___ Given records ___

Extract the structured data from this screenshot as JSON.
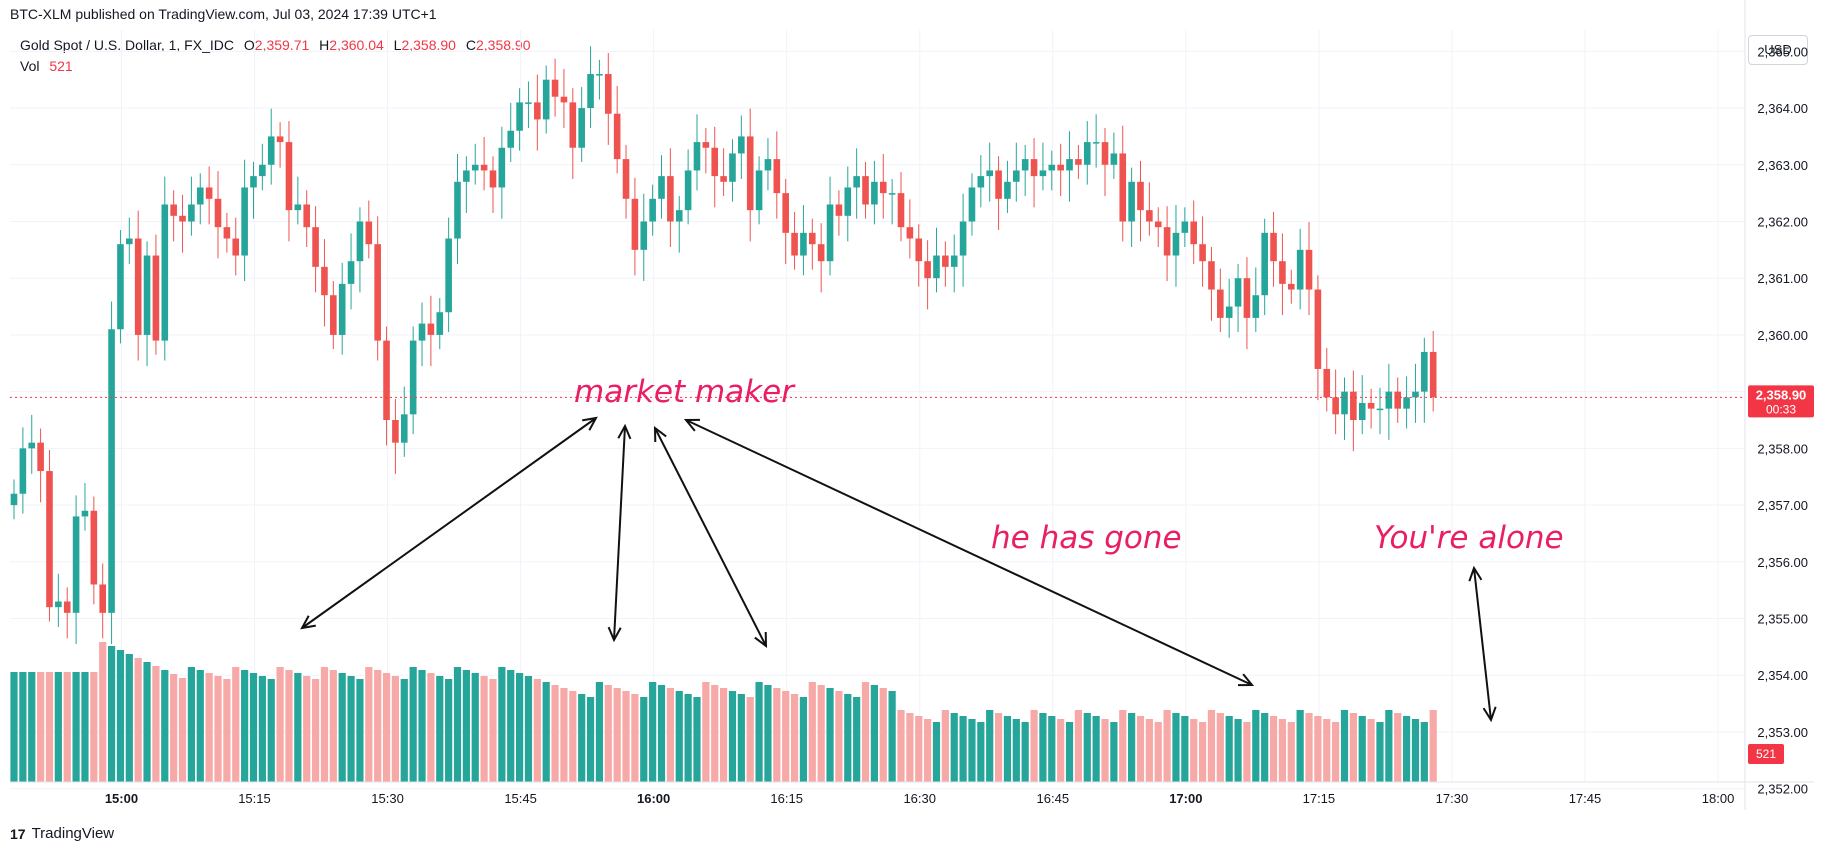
{
  "header": {
    "publisher_line": "BTC-XLM published on TradingView.com, Jul 03, 2024 17:39 UTC+1",
    "symbol": "Gold Spot / U.S. Dollar, 1, FX_IDC",
    "o_label": "O",
    "o_value": "2,359.71",
    "h_label": "H",
    "h_value": "2,360.04",
    "l_label": "L",
    "l_value": "2,358.90",
    "c_label": "C",
    "c_value": "2,358.90",
    "vol_label": "Vol",
    "vol_value": "521"
  },
  "currency_button": "USD",
  "footer": {
    "brand": "TradingView",
    "logo_glyph": "17"
  },
  "price_badge": {
    "price": "2,358.90",
    "countdown": "00:33"
  },
  "volume_badge": "521",
  "annotations": {
    "market_maker": "market maker",
    "he_has_gone": "he has gone",
    "youre_alone": "You're alone"
  },
  "colors": {
    "up": "#26a69a",
    "down": "#ef5350",
    "vol_up": "#26a69a",
    "vol_down": "#f7a9a7",
    "annotation": "#e91e63"
  },
  "chart_data": {
    "type": "candlestick",
    "symbol": "Gold Spot / U.S. Dollar",
    "interval": "1",
    "y_ticks": [
      "2,352.00",
      "2,353.00",
      "2,354.00",
      "2,355.00",
      "2,356.00",
      "2,357.00",
      "2,358.00",
      "2,359.00",
      "2,360.00",
      "2,361.00",
      "2,362.00",
      "2,363.00",
      "2,364.00",
      "2,365.00"
    ],
    "x_ticks": [
      "15:00",
      "15:15",
      "15:30",
      "15:45",
      "16:00",
      "16:15",
      "16:30",
      "16:45",
      "17:00",
      "17:15",
      "17:30",
      "17:45",
      "18:00"
    ],
    "ylim": [
      2351.8,
      2365.2
    ],
    "last_price": 2358.9,
    "grid": true,
    "candles_close": [
      2357.2,
      2358.0,
      2358.1,
      2357.6,
      2355.2,
      2355.3,
      2355.1,
      2356.8,
      2356.9,
      2355.6,
      2355.1,
      2360.1,
      2361.6,
      2361.7,
      2360.0,
      2361.4,
      2359.9,
      2362.3,
      2362.1,
      2362.0,
      2362.3,
      2362.6,
      2362.4,
      2361.9,
      2361.7,
      2361.4,
      2362.6,
      2362.8,
      2363.0,
      2363.5,
      2363.4,
      2362.2,
      2362.3,
      2361.9,
      2361.2,
      2360.7,
      2360.0,
      2360.9,
      2361.3,
      2362.0,
      2361.6,
      2359.9,
      2358.5,
      2358.1,
      2358.6,
      2359.9,
      2360.2,
      2360.0,
      2360.4,
      2361.7,
      2362.7,
      2362.9,
      2363.0,
      2362.9,
      2362.6,
      2363.3,
      2363.6,
      2364.1,
      2364.1,
      2363.8,
      2364.5,
      2364.2,
      2364.1,
      2363.3,
      2364.0,
      2364.6,
      2364.6,
      2363.9,
      2363.1,
      2362.4,
      2361.5,
      2362.0,
      2362.4,
      2362.8,
      2362.0,
      2362.2,
      2362.9,
      2363.4,
      2363.3,
      2362.8,
      2362.7,
      2363.2,
      2363.5,
      2362.2,
      2362.9,
      2363.1,
      2362.5,
      2361.8,
      2361.4,
      2361.8,
      2361.6,
      2361.3,
      2362.3,
      2362.1,
      2362.6,
      2362.8,
      2362.3,
      2362.7,
      2362.5,
      2362.5,
      2361.9,
      2361.7,
      2361.3,
      2361.0,
      2361.4,
      2361.2,
      2361.4,
      2362.0,
      2362.6,
      2362.8,
      2362.9,
      2362.4,
      2362.7,
      2362.9,
      2363.1,
      2362.8,
      2362.9,
      2363.0,
      2362.9,
      2363.1,
      2363.0,
      2363.4,
      2363.4,
      2363.0,
      2363.2,
      2362.0,
      2362.7,
      2362.2,
      2362.0,
      2361.9,
      2361.4,
      2361.8,
      2362.0,
      2361.6,
      2361.3,
      2360.8,
      2360.3,
      2360.5,
      2361.0,
      2360.3,
      2360.7,
      2361.8,
      2361.3,
      2360.9,
      2360.8,
      2361.5,
      2360.8,
      2359.4,
      2358.9,
      2358.6,
      2359.0,
      2358.5,
      2358.8,
      2358.7,
      2358.7,
      2359.0,
      2358.7,
      2358.9,
      2359.0,
      2359.7,
      2358.9
    ]
  }
}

___

◆ Job
Pull out every line containing "symbol".

◆ Answer to the problem
    "symbol": "Gold Spot / U.S. Dollar, 1, FX_IDC",
    "symbol": "Gold Spot / U.S. Dollar",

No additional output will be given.